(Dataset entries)
※
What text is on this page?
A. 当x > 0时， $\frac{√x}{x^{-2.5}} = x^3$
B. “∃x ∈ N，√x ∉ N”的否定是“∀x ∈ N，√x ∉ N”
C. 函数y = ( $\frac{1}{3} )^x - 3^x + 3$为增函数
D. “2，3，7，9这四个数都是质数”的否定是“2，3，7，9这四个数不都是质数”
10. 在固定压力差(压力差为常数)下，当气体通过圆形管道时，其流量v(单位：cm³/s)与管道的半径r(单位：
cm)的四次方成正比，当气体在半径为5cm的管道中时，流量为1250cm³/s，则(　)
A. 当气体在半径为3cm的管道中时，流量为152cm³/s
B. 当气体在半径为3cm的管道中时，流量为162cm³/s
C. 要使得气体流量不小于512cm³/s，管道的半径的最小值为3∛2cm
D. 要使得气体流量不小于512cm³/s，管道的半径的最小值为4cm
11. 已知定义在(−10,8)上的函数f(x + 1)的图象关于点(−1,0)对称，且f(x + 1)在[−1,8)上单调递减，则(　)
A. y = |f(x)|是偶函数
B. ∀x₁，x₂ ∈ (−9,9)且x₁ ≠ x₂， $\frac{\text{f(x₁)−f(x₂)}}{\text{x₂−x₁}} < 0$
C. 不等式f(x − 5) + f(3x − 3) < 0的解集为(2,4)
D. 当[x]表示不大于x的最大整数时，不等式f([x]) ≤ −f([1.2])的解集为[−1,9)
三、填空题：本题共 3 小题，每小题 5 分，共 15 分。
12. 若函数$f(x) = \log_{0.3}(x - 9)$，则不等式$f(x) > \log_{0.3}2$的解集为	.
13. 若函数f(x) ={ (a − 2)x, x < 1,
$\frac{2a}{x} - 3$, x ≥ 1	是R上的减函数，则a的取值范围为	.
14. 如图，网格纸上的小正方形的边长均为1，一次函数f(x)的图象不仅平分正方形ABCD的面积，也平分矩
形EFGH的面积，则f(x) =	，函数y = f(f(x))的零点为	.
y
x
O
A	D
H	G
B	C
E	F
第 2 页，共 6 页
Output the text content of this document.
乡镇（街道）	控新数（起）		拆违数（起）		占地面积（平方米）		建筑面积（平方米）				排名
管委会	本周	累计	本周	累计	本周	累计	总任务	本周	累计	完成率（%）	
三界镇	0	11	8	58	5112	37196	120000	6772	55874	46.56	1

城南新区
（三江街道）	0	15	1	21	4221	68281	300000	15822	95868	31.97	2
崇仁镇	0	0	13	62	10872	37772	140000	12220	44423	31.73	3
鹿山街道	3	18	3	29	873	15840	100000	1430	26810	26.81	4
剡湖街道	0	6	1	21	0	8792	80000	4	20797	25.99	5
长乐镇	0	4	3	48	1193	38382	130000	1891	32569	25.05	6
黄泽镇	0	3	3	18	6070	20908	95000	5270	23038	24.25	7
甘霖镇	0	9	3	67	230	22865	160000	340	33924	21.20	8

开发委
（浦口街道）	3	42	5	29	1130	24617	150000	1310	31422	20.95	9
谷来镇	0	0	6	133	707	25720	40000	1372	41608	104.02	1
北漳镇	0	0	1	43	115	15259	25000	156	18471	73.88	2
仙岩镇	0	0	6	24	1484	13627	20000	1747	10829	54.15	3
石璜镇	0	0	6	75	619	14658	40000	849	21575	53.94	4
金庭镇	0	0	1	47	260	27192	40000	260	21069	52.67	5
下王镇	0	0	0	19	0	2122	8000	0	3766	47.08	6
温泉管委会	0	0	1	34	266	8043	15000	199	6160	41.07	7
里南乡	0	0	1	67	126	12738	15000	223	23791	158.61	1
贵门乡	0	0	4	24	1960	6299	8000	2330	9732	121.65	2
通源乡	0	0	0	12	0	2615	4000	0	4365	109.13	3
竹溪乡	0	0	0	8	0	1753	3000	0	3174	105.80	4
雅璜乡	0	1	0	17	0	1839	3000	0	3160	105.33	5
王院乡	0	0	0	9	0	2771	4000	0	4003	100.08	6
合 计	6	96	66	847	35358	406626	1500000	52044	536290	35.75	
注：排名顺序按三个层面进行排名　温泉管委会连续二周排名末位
※
▶ [WRITTEN TASK]:
Where a line holds "不等式f", copy that line.

▶ [RESULT]:
C. 不等式f(x − 5) + f(3x − 3) < 0的解集为(2,4)
D. 当[x]表示不大于x的最大整数时，不等式f([x]) ≤ −f([1.2])的解集为[−1,9)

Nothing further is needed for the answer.